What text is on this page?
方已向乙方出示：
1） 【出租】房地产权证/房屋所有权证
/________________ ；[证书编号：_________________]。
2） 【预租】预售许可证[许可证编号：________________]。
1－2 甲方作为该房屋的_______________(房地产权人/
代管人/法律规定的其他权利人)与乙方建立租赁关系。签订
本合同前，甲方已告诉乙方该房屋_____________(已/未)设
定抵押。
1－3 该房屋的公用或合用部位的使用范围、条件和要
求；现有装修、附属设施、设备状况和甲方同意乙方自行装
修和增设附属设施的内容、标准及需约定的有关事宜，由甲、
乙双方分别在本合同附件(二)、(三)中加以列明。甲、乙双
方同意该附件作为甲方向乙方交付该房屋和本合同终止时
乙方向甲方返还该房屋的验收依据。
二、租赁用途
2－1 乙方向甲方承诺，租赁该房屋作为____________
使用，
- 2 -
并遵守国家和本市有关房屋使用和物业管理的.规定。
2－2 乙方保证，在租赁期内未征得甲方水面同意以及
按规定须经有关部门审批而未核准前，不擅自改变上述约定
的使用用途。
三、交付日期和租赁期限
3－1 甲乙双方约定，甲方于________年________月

━━━━

- _EXERCISE INSTRUCTIONS_: From the first line to the last, please quote the material above exactly.

- _REPLY_:
What text is on this page?
方已向乙方出示：
1） 【出租】房地产权证/房屋所有权证
/________________ ；[证书编号：_________________]。
2） 【预租】预售许可证[许可证编号：________________]。
1－2 甲方作为该房屋的_______________(房地产权人/
代管人/法律规定的其他权利人)与乙方建立租赁关系。签订
本合同前，甲方已告诉乙方该房屋_____________(已/未)设
定抵押。
1－3 该房屋的公用或合用部位的使用范围、条件和要
求；现有装修、附属设施、设备状况和甲方同意乙方自行装
修和增设附属设施的内容、标准及需约定的有关事宜，由甲、
乙双方分别在本合同附件(二)、(三)中加以列明。甲、乙双
方同意该附件作为甲方向乙方交付该房屋和本合同终止时
乙方向甲方返还该房屋的验收依据。
二、租赁用途
2－1 乙方向甲方承诺，租赁该房屋作为____________
使用，
- 2 -
并遵守国家和本市有关房屋使用和物业管理的.规定。
2－2 乙方保证，在租赁期内未征得甲方水面同意以及
按规定须经有关部门审批而未核准前，不擅自改变上述约定
的使用用途。
三、交付日期和租赁期限
3－1 甲乙双方约定，甲方于________年________月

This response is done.